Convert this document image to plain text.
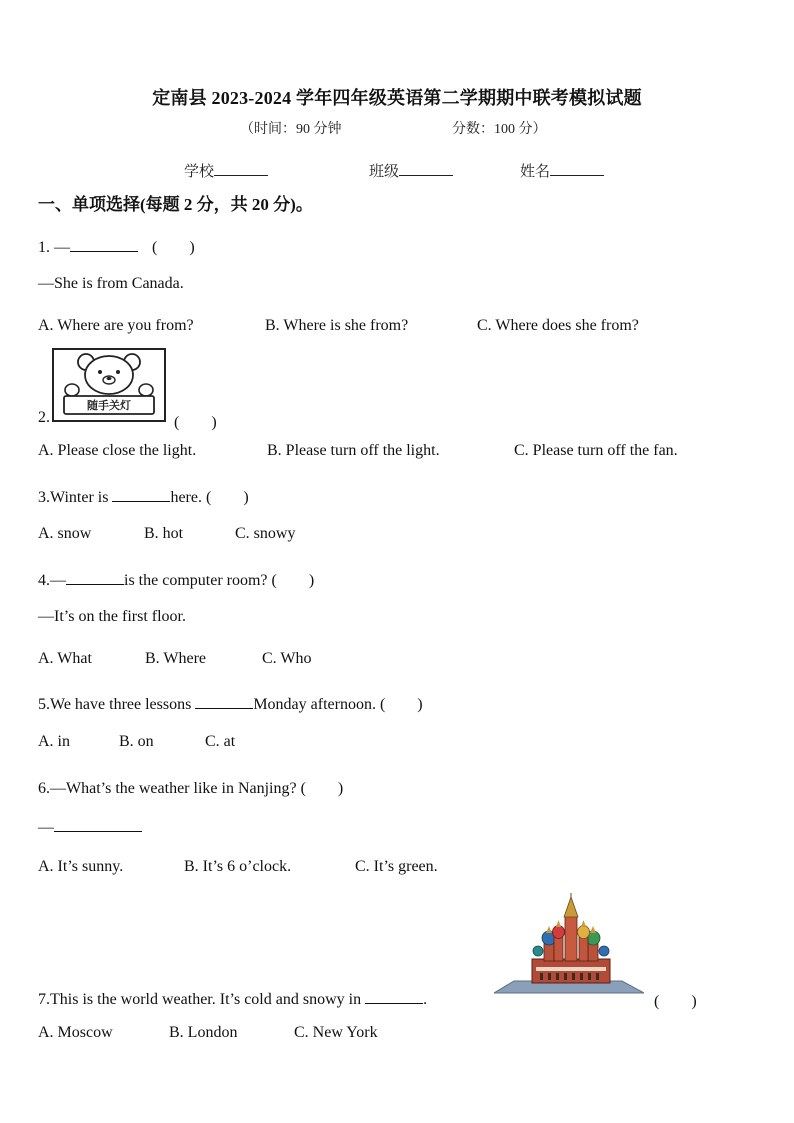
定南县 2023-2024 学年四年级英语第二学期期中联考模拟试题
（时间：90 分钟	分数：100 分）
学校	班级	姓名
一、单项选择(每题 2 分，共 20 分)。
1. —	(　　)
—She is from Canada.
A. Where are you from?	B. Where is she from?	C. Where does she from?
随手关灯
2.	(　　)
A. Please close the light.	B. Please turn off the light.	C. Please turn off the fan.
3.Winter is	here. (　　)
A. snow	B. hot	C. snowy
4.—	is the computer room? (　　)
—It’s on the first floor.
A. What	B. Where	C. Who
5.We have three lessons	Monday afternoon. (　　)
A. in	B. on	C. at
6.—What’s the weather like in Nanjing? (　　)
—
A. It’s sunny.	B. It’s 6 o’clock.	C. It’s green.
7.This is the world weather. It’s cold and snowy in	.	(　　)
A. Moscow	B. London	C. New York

........

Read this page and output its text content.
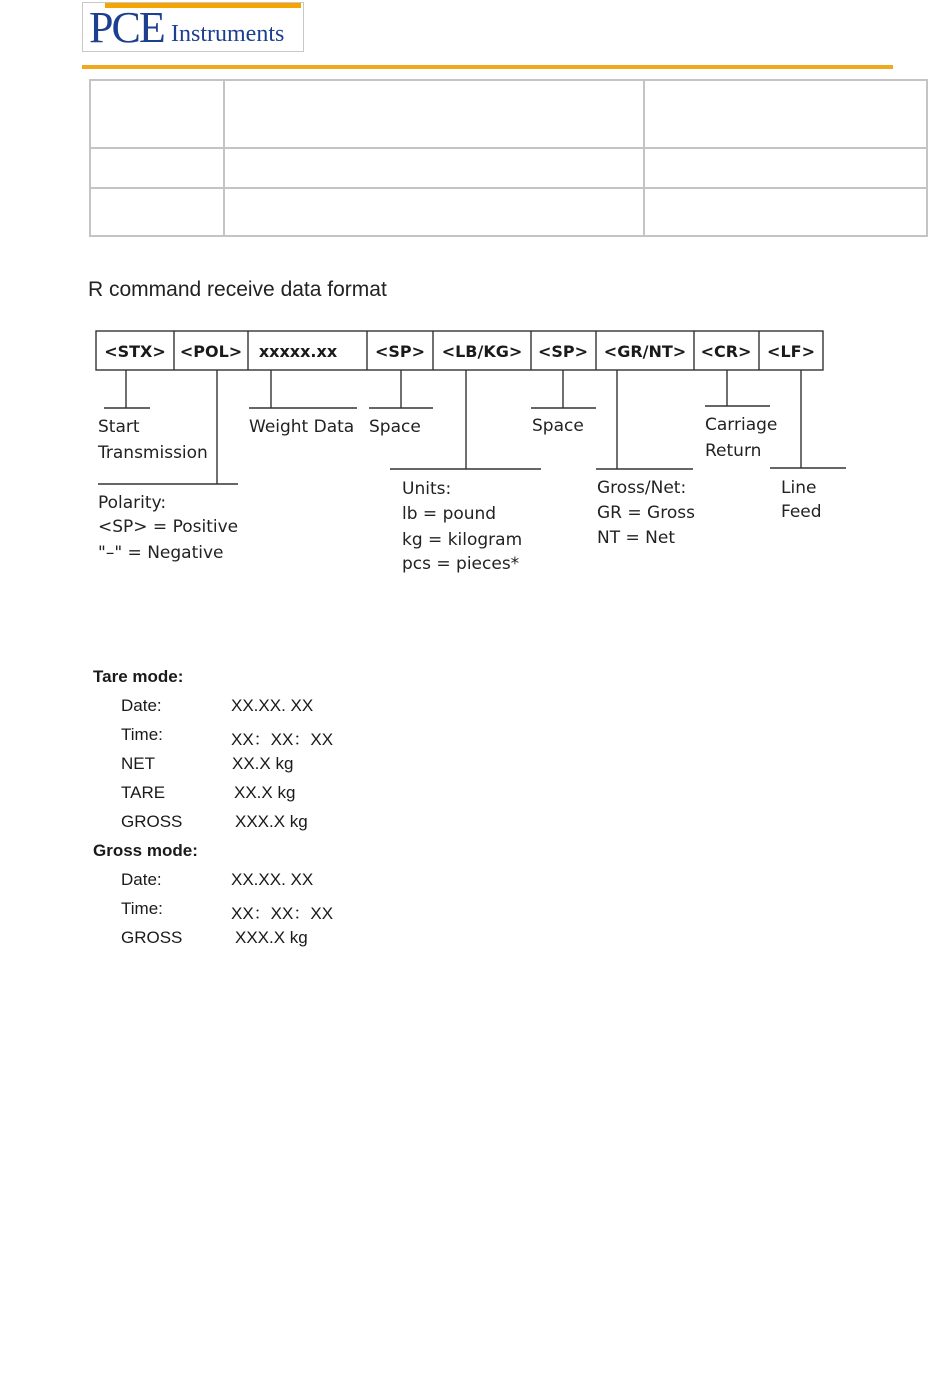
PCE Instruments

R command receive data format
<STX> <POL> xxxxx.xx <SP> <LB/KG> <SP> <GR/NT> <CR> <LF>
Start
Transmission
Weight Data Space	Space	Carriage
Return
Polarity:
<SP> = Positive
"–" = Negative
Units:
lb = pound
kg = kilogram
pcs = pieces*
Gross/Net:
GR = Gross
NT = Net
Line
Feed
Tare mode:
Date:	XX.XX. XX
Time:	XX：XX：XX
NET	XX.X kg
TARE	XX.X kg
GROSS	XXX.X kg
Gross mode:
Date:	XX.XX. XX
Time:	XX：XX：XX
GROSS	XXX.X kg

........

*TASK PROMPT:*
Within the material above, find the lines that contain the word "Where"; copy them.

*REPLY TO THE TASK:*
A. Where are you from?	B. Where is she from?	C. Where does she from?
A. What	B. Where	C. Who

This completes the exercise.